** WRITTEN PROBLEM **
Search the data below for the string "والمجمعات". Extract every line that contains it.

------------------------------

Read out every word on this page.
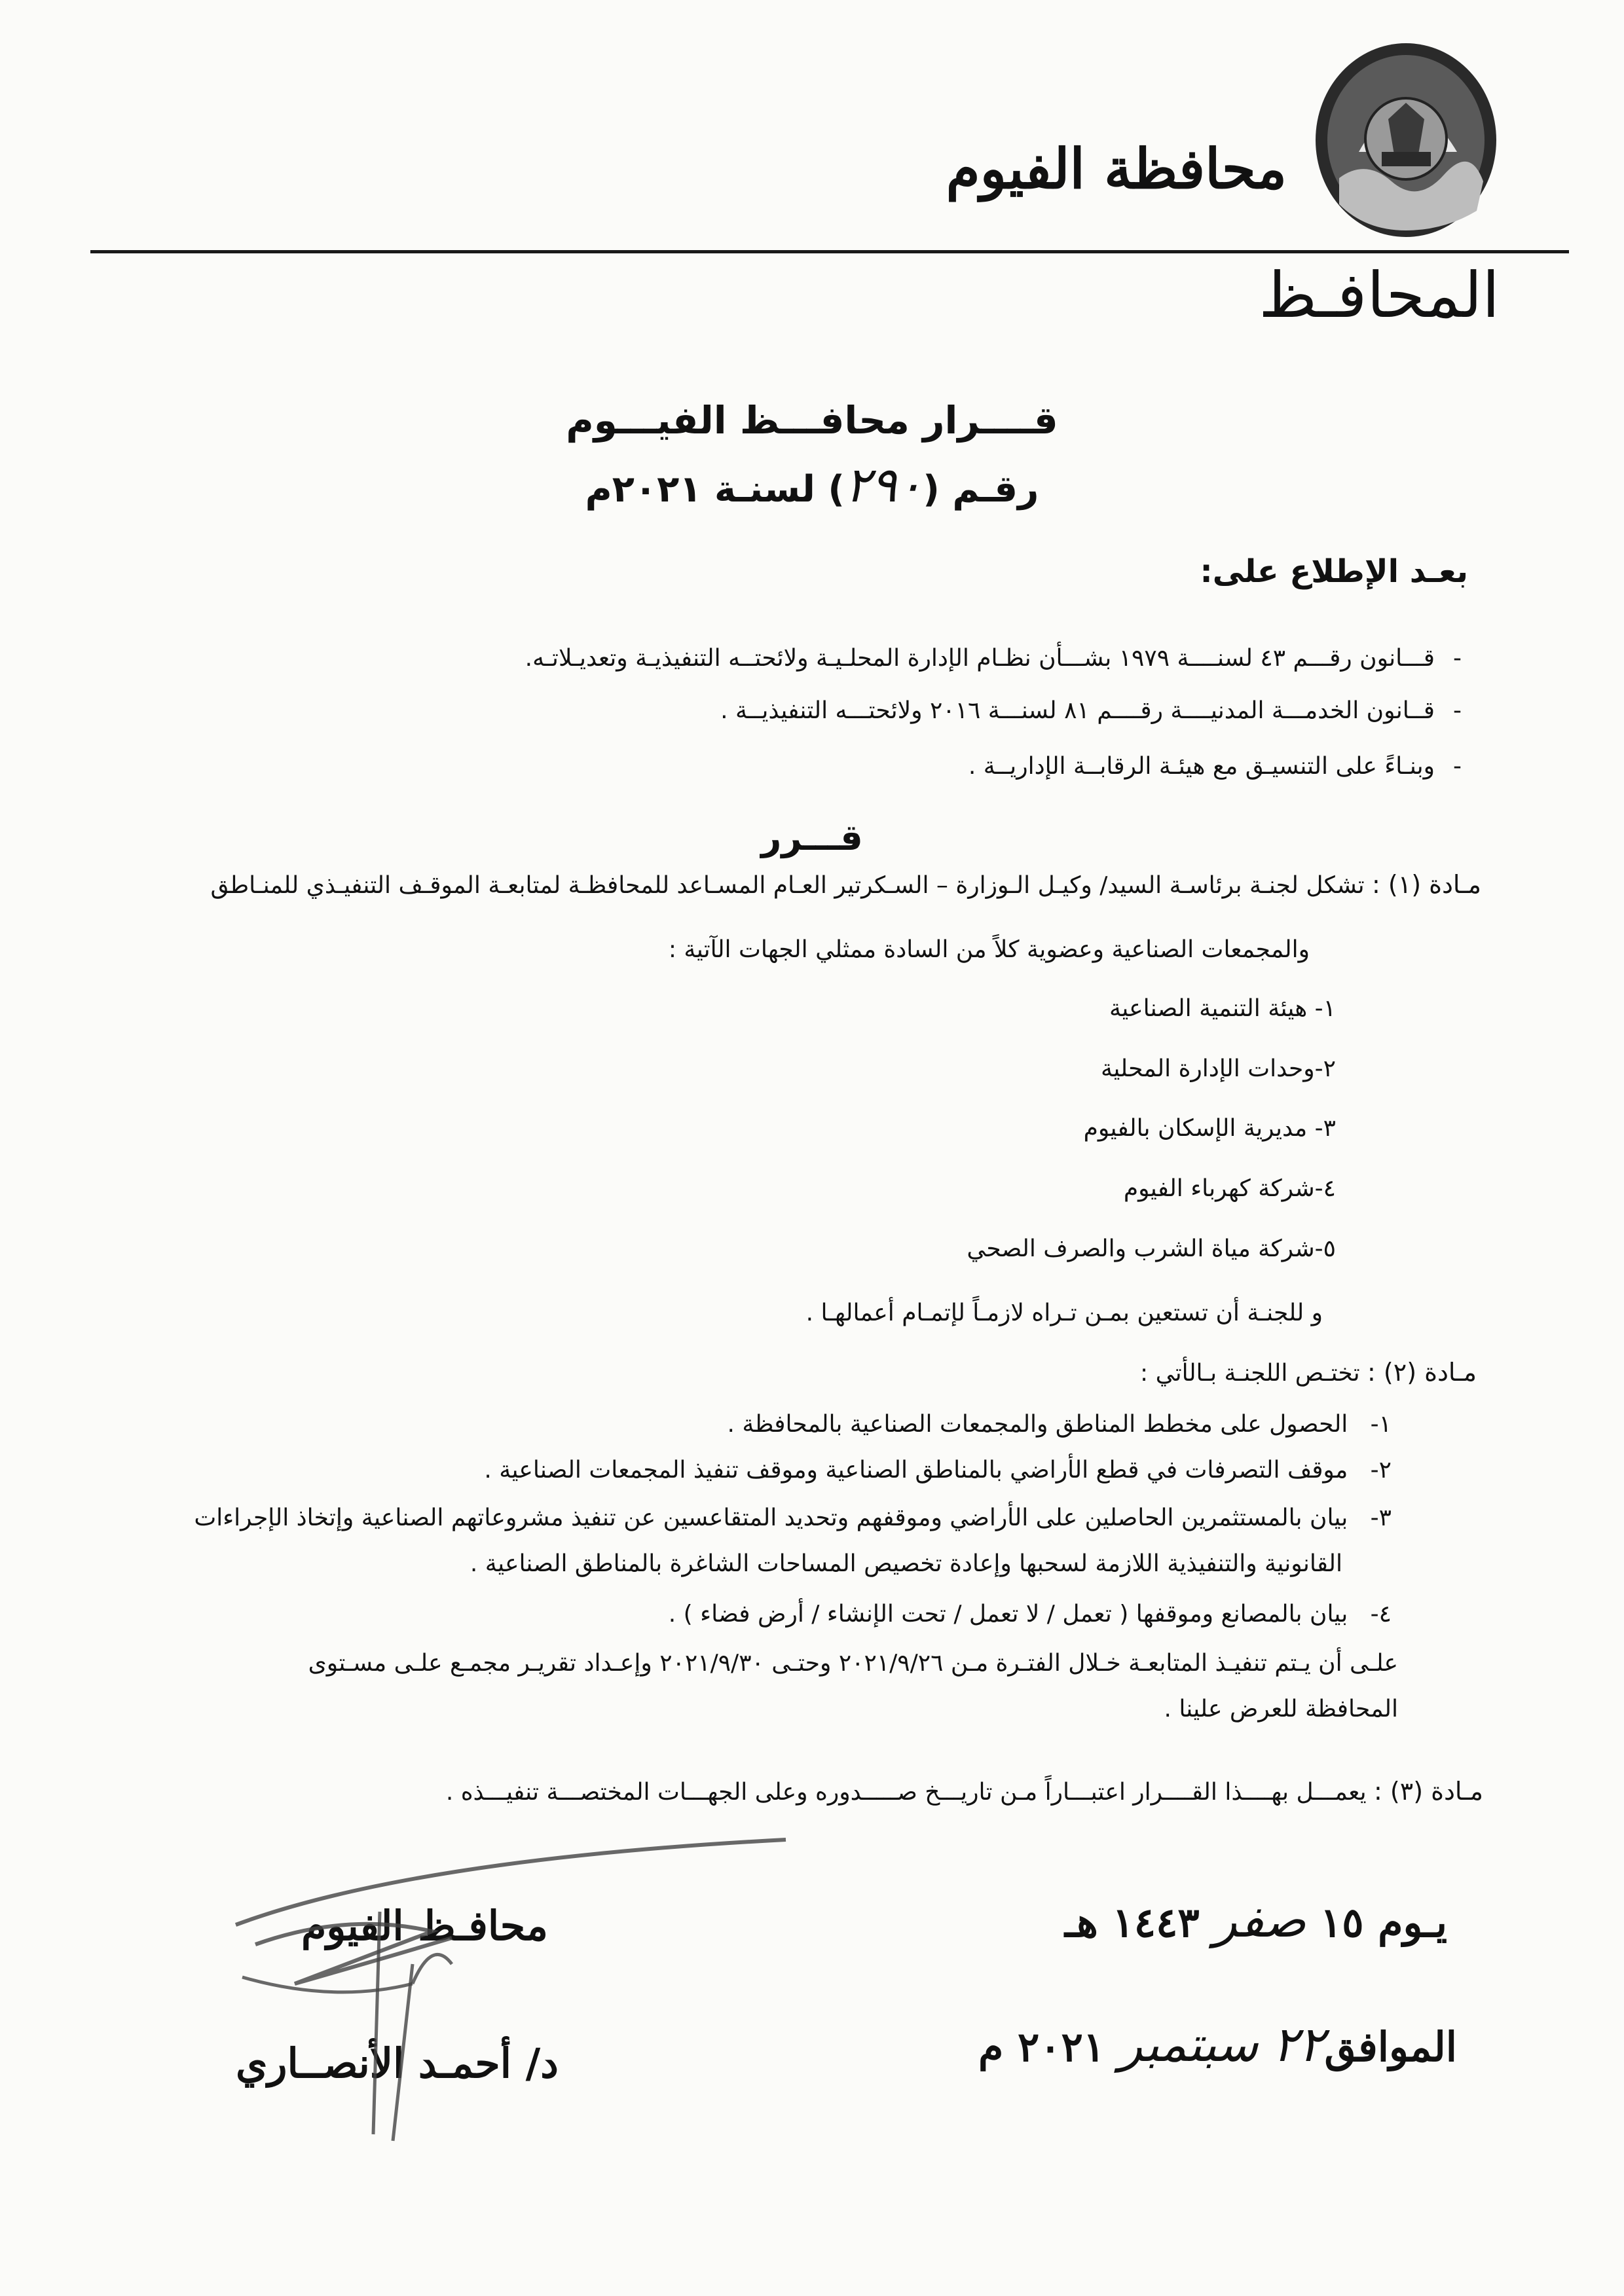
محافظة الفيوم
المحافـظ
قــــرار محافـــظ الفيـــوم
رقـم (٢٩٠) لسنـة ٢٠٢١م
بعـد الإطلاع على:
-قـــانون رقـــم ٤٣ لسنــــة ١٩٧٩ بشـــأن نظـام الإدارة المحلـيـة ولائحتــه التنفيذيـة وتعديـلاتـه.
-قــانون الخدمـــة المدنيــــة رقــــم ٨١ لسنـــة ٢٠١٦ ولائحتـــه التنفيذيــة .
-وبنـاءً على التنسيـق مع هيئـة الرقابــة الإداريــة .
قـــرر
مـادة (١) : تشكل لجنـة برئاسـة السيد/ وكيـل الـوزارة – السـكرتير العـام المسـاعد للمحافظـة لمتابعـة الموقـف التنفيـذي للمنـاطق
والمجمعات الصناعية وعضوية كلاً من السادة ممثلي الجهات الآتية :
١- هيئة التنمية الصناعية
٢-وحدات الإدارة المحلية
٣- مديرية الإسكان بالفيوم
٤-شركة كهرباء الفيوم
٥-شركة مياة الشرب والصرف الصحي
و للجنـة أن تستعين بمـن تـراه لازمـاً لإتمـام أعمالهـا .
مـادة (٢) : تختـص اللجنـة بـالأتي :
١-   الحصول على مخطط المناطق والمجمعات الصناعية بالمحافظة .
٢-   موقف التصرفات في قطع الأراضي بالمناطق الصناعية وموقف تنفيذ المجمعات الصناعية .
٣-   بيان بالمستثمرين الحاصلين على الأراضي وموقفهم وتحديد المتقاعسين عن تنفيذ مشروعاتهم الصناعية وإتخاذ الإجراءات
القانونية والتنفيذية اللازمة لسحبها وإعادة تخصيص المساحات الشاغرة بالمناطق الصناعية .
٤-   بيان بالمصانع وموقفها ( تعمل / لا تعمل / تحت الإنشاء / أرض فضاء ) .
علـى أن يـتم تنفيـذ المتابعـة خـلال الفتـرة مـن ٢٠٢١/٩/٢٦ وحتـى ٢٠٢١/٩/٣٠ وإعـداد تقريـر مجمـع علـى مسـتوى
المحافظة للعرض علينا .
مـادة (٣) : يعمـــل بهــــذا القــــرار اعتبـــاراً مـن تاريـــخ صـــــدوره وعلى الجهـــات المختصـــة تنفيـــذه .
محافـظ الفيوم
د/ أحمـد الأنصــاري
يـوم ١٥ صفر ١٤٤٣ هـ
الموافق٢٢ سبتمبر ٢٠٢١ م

------------------------------

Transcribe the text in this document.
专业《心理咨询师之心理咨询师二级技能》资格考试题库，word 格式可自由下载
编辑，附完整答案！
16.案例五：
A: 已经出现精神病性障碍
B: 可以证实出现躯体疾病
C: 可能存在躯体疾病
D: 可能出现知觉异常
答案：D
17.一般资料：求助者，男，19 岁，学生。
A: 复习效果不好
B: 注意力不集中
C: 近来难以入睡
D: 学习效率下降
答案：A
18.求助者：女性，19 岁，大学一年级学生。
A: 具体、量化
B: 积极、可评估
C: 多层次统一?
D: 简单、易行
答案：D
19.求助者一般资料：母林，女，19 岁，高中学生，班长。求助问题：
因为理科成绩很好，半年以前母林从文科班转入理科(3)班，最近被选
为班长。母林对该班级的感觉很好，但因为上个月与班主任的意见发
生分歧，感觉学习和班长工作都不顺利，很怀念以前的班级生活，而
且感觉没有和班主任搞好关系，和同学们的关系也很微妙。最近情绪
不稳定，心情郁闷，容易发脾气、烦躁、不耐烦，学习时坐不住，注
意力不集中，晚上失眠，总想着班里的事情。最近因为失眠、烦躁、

------------------------------

** ANSWER TO THE EXERCISE **
والمجمعات الصناعية وعضوية كلاً من السادة ممثلي الجهات الآتية :
١-   الحصول على مخطط المناطق والمجمعات الصناعية بالمحافظة .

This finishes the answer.